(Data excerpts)

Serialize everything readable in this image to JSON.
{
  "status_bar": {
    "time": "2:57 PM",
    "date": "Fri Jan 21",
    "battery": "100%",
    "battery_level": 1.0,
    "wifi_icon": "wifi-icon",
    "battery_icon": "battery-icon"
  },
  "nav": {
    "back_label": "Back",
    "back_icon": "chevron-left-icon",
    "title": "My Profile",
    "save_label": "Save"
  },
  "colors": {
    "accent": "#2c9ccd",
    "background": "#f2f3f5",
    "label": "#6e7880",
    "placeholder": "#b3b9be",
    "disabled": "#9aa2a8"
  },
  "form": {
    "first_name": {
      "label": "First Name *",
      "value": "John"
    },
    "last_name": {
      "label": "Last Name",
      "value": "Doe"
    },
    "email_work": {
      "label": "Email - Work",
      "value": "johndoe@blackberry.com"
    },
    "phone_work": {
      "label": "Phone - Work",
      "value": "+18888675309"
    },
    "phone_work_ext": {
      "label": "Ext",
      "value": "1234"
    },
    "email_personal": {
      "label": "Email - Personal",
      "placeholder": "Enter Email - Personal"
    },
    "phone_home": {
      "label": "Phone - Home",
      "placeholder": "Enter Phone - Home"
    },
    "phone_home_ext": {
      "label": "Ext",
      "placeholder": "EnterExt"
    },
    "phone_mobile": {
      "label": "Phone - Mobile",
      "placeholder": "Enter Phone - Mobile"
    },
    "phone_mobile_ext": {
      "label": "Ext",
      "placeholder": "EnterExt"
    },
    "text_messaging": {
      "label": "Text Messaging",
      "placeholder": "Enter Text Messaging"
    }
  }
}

**AIM:**
Repeat the listing exactly, from its first line to its last.

**ANSWER TO THIS TASK:**
Serialize everything readable in this image to JSON.
{
  "status_bar": {
    "time": "2:57 PM",
    "date": "Fri Jan 21",
    "battery": "100%",
    "battery_level": 1.0,
    "wifi_icon": "wifi-icon",
    "battery_icon": "battery-icon"
  },
  "nav": {
    "back_label": "Back",
    "back_icon": "chevron-left-icon",
    "title": "My Profile",
    "save_label": "Save"
  },
  "colors": {
    "accent": "#2c9ccd",
    "background": "#f2f3f5",
    "label": "#6e7880",
    "placeholder": "#b3b9be",
    "disabled": "#9aa2a8"
  },
  "form": {
    "first_name": {
      "label": "First Name *",
      "value": "John"
    },
    "last_name": {
      "label": "Last Name",
      "value": "Doe"
    },
    "email_work": {
      "label": "Email - Work",
      "value": "johndoe@blackberry.com"
    },
    "phone_work": {
      "label": "Phone - Work",
      "value": "+18888675309"
    },
    "phone_work_ext": {
      "label": "Ext",
      "value": "1234"
    },
    "email_personal": {
      "label": "Email - Personal",
      "placeholder": "Enter Email - Personal"
    },
    "phone_home": {
      "label": "Phone - Home",
      "placeholder": "Enter Phone - Home"
    },
    "phone_home_ext": {
      "label": "Ext",
      "placeholder": "EnterExt"
    },
    "phone_mobile": {
      "label": "Phone - Mobile",
      "placeholder": "Enter Phone - Mobile"
    },
    "phone_mobile_ext": {
      "label": "Ext",
      "placeholder": "EnterExt"
    },
    "text_messaging": {
      "label": "Text Messaging",
      "placeholder": "Enter Text Messaging"
    }
  }
}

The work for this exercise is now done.